#### PROVIDED DATA ####

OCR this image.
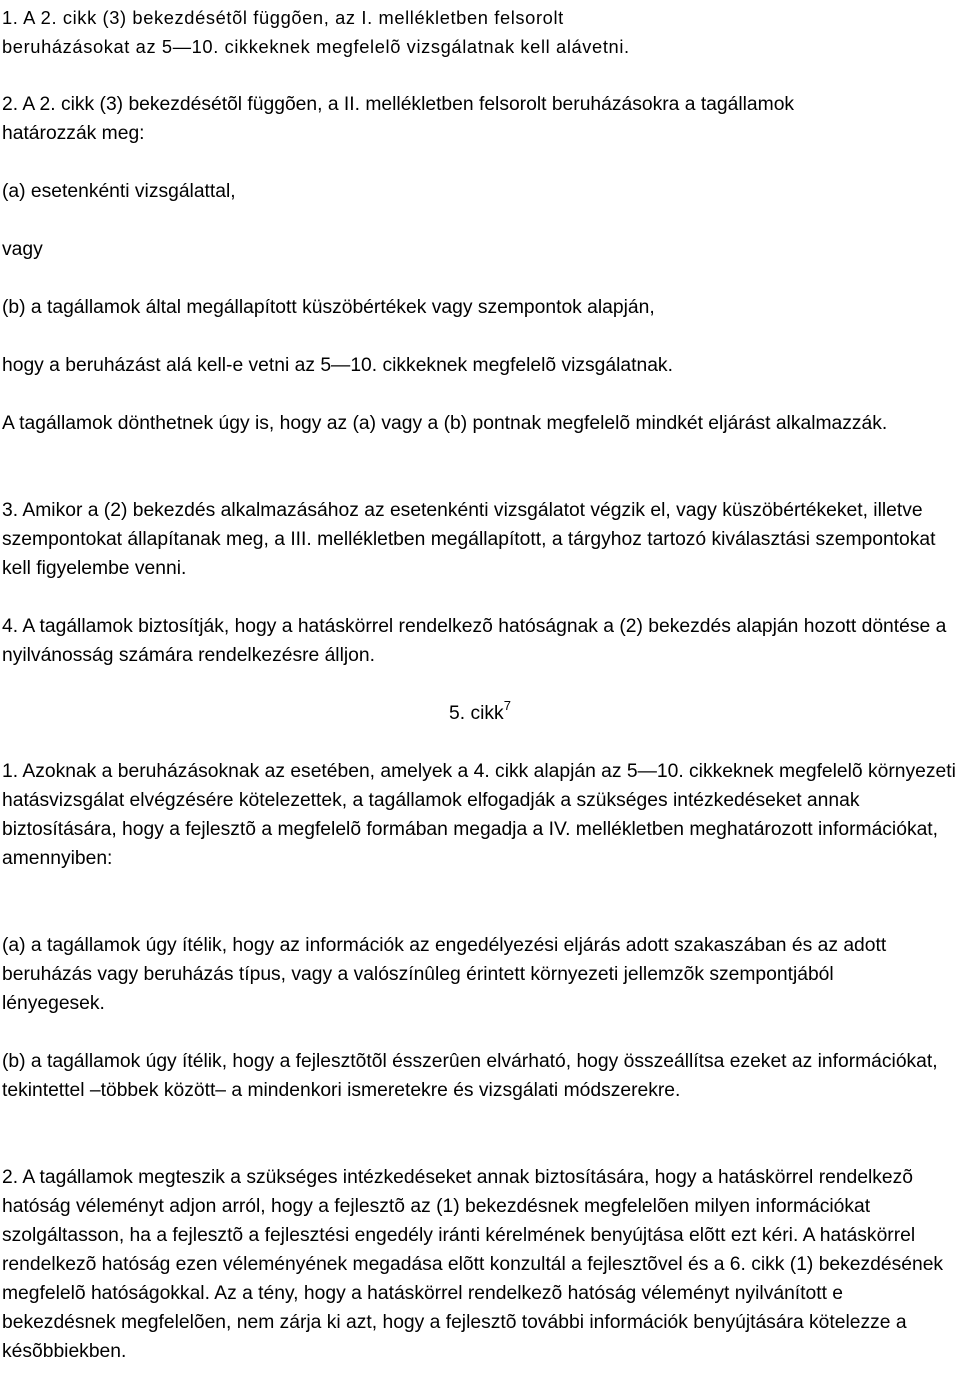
1. A 2. cikk (3) bekezdésétõl függõen, az I. mellékletben felsorolt beruházásokat az 5—10. cikkeknek megfelelõ vizsgálatnak kell alávetni.

2. A 2. cikk (3) bekezdésétõl függõen, a II. mellékletben felsorolt beruházásokra a tagállamok határozzák meg:

(a) esetenkénti vizsgálattal,

vagy

(b) a tagállamok által megállapított küszöbértékek vagy szempontok alapján,

hogy a beruházást alá kell-e vetni az 5—10. cikkeknek megfelelõ vizsgálatnak.

A tagállamok dönthetnek úgy is, hogy az (a) vagy a (b) pontnak megfelelõ mindkét eljárást alkalmazzák.

3. Amikor a (2) bekezdés alkalmazásához az esetenkénti vizsgálatot végzik el, vagy küszöbértékeket, illetve szempontokat állapítanak meg, a III. mellékletben megállapított, a tárgyhoz tartozó kiválasztási szempontokat kell figyelembe venni.

4. A tagállamok biztosítják, hogy a hatáskörrel rendelkezõ hatóságnak a (2) bekezdés alapján hozott döntése a nyilvánosság számára rendelkezésre álljon.

5. cikk$^7$

1. Azoknak a beruházásoknak az esetében, amelyek a 4. cikk alapján az 5—10. cikkeknek megfelelõ környezeti hatásvizsgálat elvégzésére kötelezettek, a tagállamok elfogadják a szükséges intézkedéseket annak biztosítására, hogy a fejlesztõ a megfelelõ formában megadja a IV. mellékletben meghatározott információkat, amennyiben:

(a) a tagállamok úgy ítélik, hogy az információk az engedélyezési eljárás adott szakaszában és az adott beruházás vagy beruházás típus, vagy a valószínûleg érintett környezeti jellemzõk szempontjából lényegesek.

(b) a tagállamok úgy ítélik, hogy a fejlesztõtõl ésszerûen elvárható, hogy összeállítsa ezeket az információkat, tekintettel –többek között– a mindenkori ismeretekre és vizsgálati módszerekre.

2. A tagállamok megteszik a szükséges intézkedéseket annak biztosítására, hogy a hatáskörrel rendelkezõ hatóság véleményt adjon arról, hogy a fejlesztõ az (1) bekezdésnek megfelelõen milyen információkat szolgáltasson, ha a fejlesztõ a fejlesztési engedély iránti kérelmének benyújtása elõtt ezt kéri. A hatáskörrel rendelkezõ hatóság ezen véleményének megadása elõtt konzultál a fejlesztõvel és a 6. cikk (1) bekezdésének megfelelõ hatóságokkal. Az a tény, hogy a hatáskörrel rendelkezõ hatóság véleményt nyilvánított e bekezdésnek megfelelõen, nem zárja ki azt, hogy a fejlesztõ további információk benyújtására kötelezze a késõbbiekben.
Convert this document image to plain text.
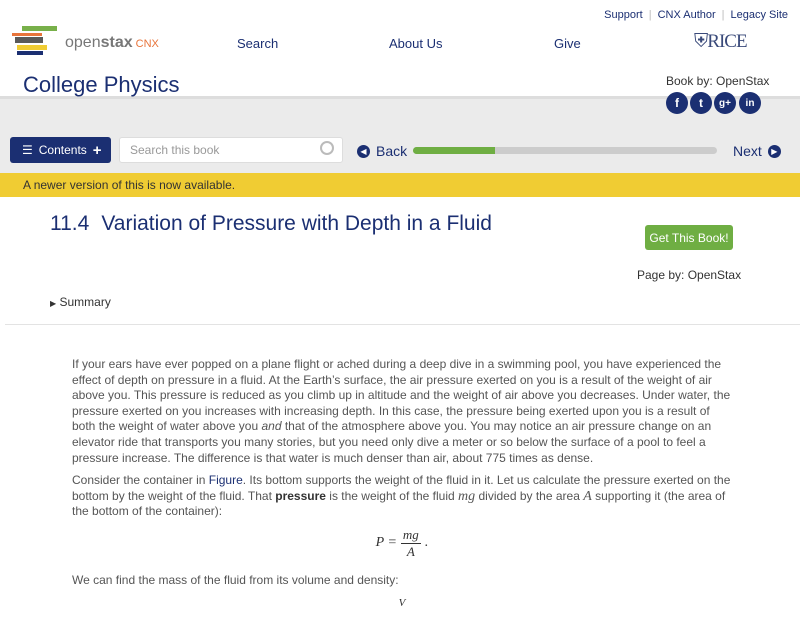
Support | CNX Author | Legacy Site
openstax CNX	Search	About Us	Give	⛨RICE
College Physics	Book by: OpenStax
f	t	g+	in
☰ Contents +	Search this book	◀ Back	Next	▶
A newer version of this is now available.
11.4 Variation of Pressure with Depth in a Fluid
Get This Book!
Page by: OpenStax
▶ Summary

If your ears have ever popped on a plane flight or ached during a deep dive in a swimming pool, you have experienced the effect of depth on pressure in a fluid. At the Earth’s surface, the air pressure exerted on you is a result of the weight of air above you. This pressure is reduced as you climb up in altitude and the weight of air above you decreases. Under water, the pressure exerted on you increases with increasing depth. In this case, the pressure being exerted upon you is a result of both the weight of water above you and that of the atmosphere above you. You may notice an air pressure change on an elevator ride that transports you many stories, but you need only dive a meter or so below the surface of a pool to feel a pressure increase. The difference is that water is much denser than air, about 775 times as dense.

Consider the container in Figure. Its bottom supports the weight of the fluid in it. Let us calculate the pressure exerted on the bottom by the weight of the fluid. That pressure is the weight of the fluid mg divided by the area A supporting it (the area of the bottom of the container):

$P = \frac{mg}{A}$ .

We can find the mass of the fluid from its volume and density:

V
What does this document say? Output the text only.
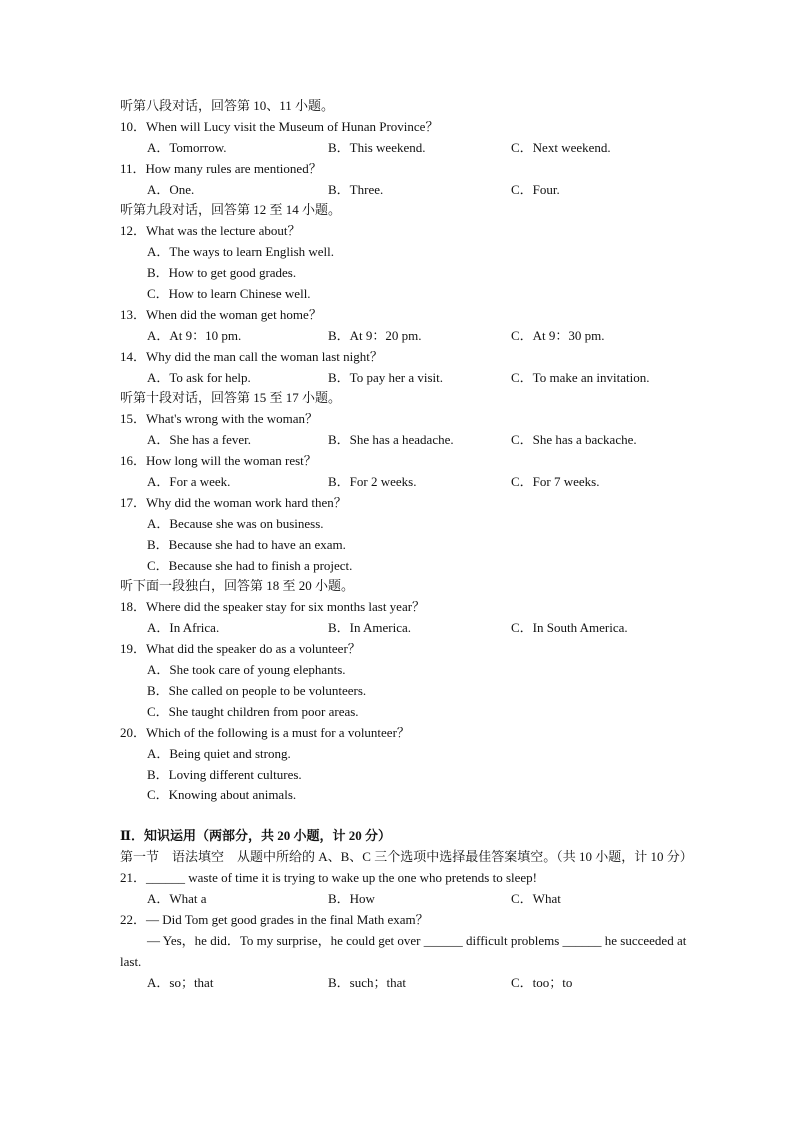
听第八段对话，回答第 10、11 小题。
10．When will Lucy visit the Museum of Hunan Province？
A．Tomorrow.	B．This weekend.	C．Next weekend.
11．How many rules are mentioned？
A．One.	B．Three.	C．Four.
听第九段对话，回答第 12 至 14 小题。
12．What was the lecture about？
A．The ways to learn English well.
B．How to get good grades.
C．How to learn Chinese well.
13．When did the woman get home？
A．At 9：10 pm.	B．At 9：20 pm.	C．At 9：30 pm.
14．Why did the man call the woman last night？
A．To ask for help.	B．To pay her a visit.	C．To make an invitation.
听第十段对话，回答第 15 至 17 小题。
15．What's wrong with the woman？
A．She has a fever.	B．She has a headache.	C．She has a backache.
16．How long will the woman rest？
A．For a week.	B．For 2 weeks.	C．For 7 weeks.
17．Why did the woman work hard then？
A．Because she was on business.
B．Because she had to have an exam.
C．Because she had to finish a project.
听下面一段独白，回答第 18 至 20 小题。
18．Where did the speaker stay for six months last year？
A．In Africa.	B．In America.	C．In South America.
19．What did the speaker do as a volunteer？
A．She took care of young elephants.
B．She called on people to be volunteers.
C．She taught children from poor areas.
20．Which of the following is a must for a volunteer？
A．Being quiet and strong.
B．Loving different cultures.
C．Knowing about animals.
Ⅱ．知识运用（两部分，共 20 小题，计 20 分）
第一节　语法填空　从题中所给的 A、B、C 三个选项中选择最佳答案填空。（共 10 小题，计 10 分）
21．______ waste of time it is trying to wake up the one who pretends to sleep!
A．What a	B．How	C．What
22．— Did Tom get good grades in the final Math exam？
— Yes，he did．To my surprise，he could get over ______ difficult problems ______ he succeeded at last.
A．so；that	B．such；that	C．too；to
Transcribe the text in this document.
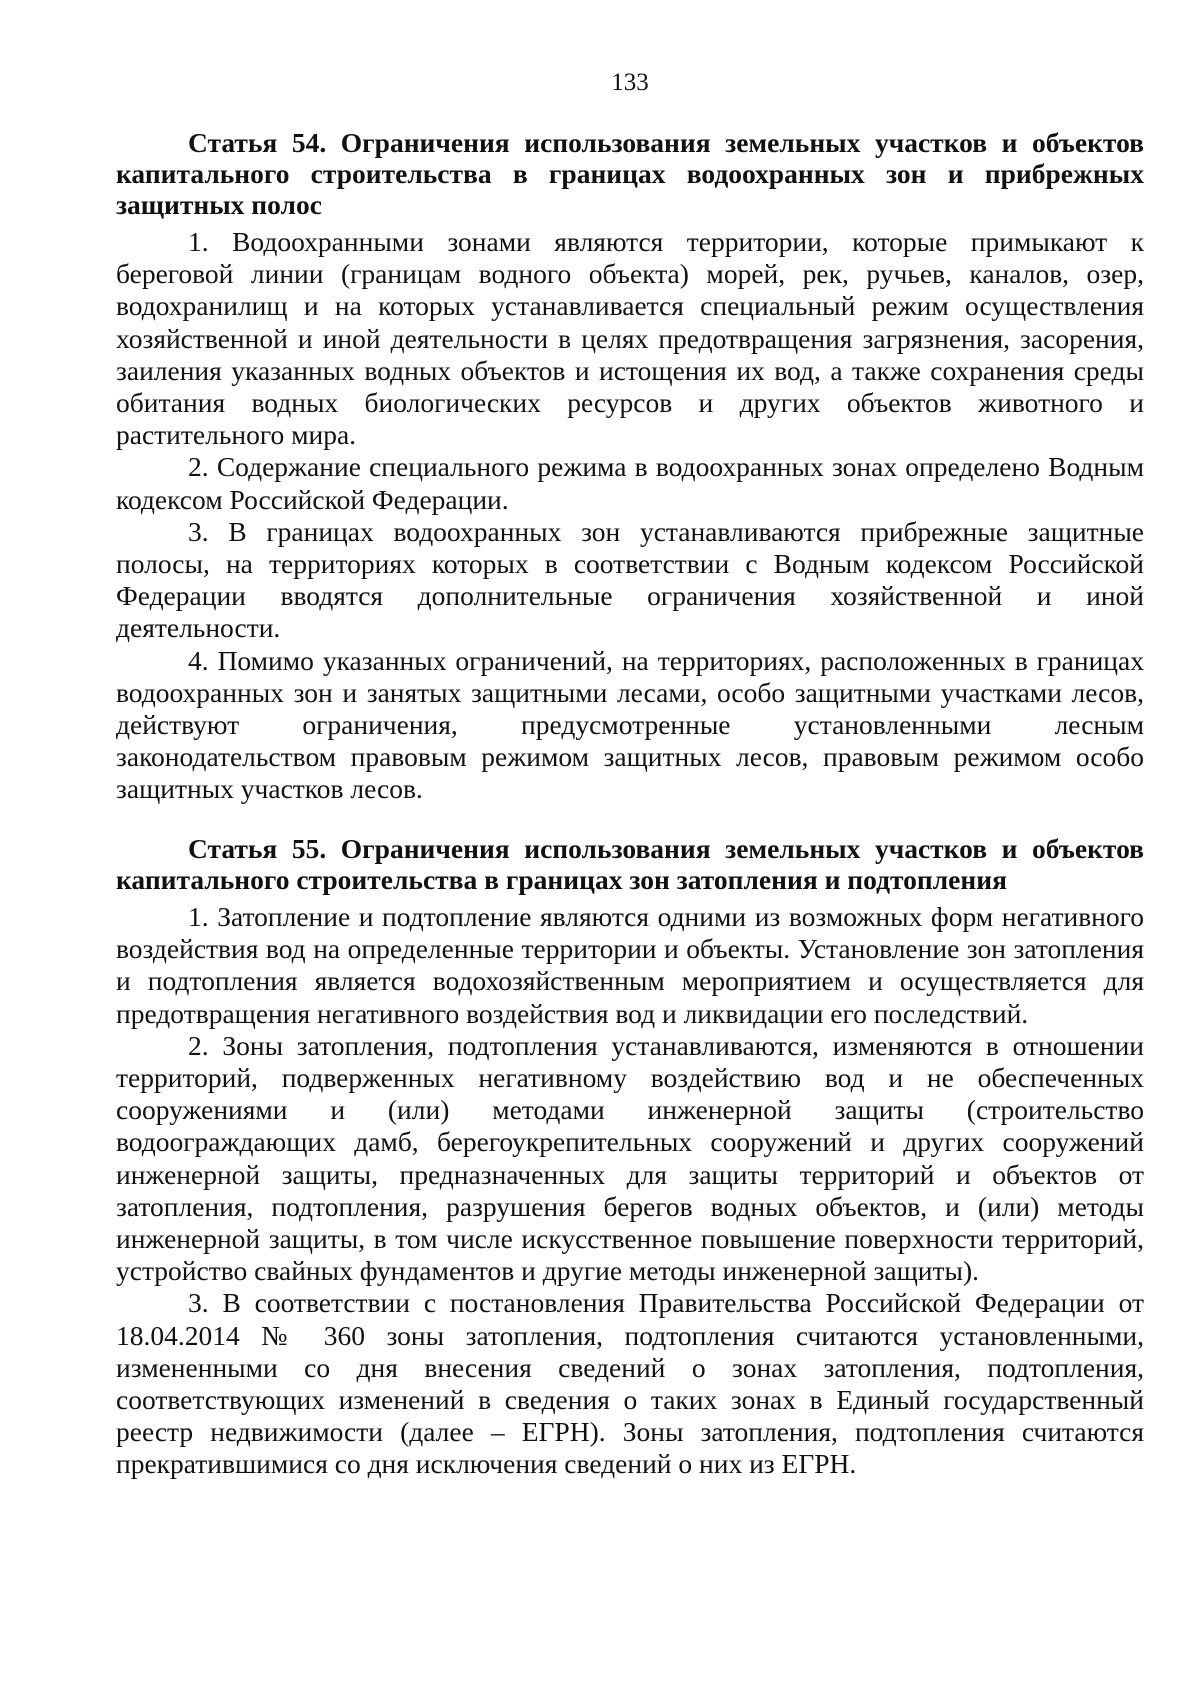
133

Статья 54. Ограничения использования земельных участков и объектов капитального строительства в границах водоохранных зон и прибрежных защитных полос

1. Водоохранными зонами являются территории, которые примыкают к береговой линии (границам водного объекта) морей, рек, ручьев, каналов, озер, водохранилищ и на которых устанавливается специальный режим осуществления хозяйственной и иной деятельности в целях предотвращения загрязнения, засорения, заиления указанных водных объектов и истощения их вод, а также сохранения среды обитания водных биологических ресурсов и других объектов животного и растительного мира.

2. Содержание специального режима в водоохранных зонах определено Водным кодексом Российской Федерации.

3. В границах водоохранных зон устанавливаются прибрежные защитные полосы, на территориях которых в соответствии с Водным кодексом Российской Федерации вводятся дополнительные ограничения хозяйственной и иной деятельности.

4. Помимо указанных ограничений, на территориях, расположенных в границах водоохранных зон и занятых защитными лесами, особо защитными участками лесов, действуют ограничения, предусмотренные установленными лесным законодательством правовым режимом защитных лесов, правовым режимом особо защитных участков лесов.

Статья 55. Ограничения использования земельных участков и объектов капитального строительства в границах зон затопления и подтопления

1. Затопление и подтопление являются одними из возможных форм негативного воздействия вод на определенные территории и объекты. Установление зон затопления и подтопления является водохозяйственным мероприятием и осуществляется для предотвращения негативного воздействия вод и ликвидации его последствий.

2. Зоны затопления, подтопления устанавливаются, изменяются в отношении территорий, подверженных негативному воздействию вод и не обеспеченных сооружениями и (или) методами инженерной защиты (строительство водоограждающих дамб, берегоукрепительных сооружений и других сооружений инженерной защиты, предназначенных для защиты территорий и объектов от затопления, подтопления, разрушения берегов водных объектов, и (или) методы инженерной защиты, в том числе искусственное повышение поверхности территорий, устройство свайных фундаментов и другие методы инженерной защиты).

3. В соответствии с постановления Правительства Российской Федерации от 18.04.2014 № 360 зоны затопления, подтопления считаются установленными, измененными со дня внесения сведений о зонах затопления, подтопления, соответствующих изменений в сведения о таких зонах в Единый государственный реестр недвижимости (далее – ЕГРН). Зоны затопления, подтопления считаются прекратившимися со дня исключения сведений о них из ЕГРН.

####

EXERCISE BRIEF :: Show, from the material above, each line that includes the string "intézkedéseket".

RESPONSE TO THIS TASK ::
1. Azoknak a beruházásoknak az esetében, amelyek a 4. cikk alapján az 5—10. cikkeknek megfelelõ környezeti hatásvizsgálat elvégzésére kötelezettek, a tagállamok elfogadják a szükséges intézkedéseket annak biztosítására, hogy a fejlesztõ a megfelelõ formában megadja a IV. mellékletben meghatározott információkat, amennyiben:
2. A tagállamok megteszik a szükséges intézkedéseket annak biztosítására, hogy a hatáskörrel rendelkezõ hatóság véleményt adjon arról, hogy a fejlesztõ az (1) bekezdésnek megfelelõen milyen információkat szolgáltasson, ha a fejlesztõ a fejlesztési engedély iránti kérelmének benyújtása elõtt ezt kéri. A hatáskörrel rendelkezõ hatóság ezen véleményének megadása elõtt konzultál a fejlesztõvel és a 6. cikk (1) bekezdésének megfelelõ hatóságokkal. Az a tény, hogy a hatáskörrel rendelkezõ hatóság véleményt nyilvánított e bekezdésnek megfelelõen, nem zárja ki azt, hogy a fejlesztõ további információk benyújtására kötelezze a késõbbiekben.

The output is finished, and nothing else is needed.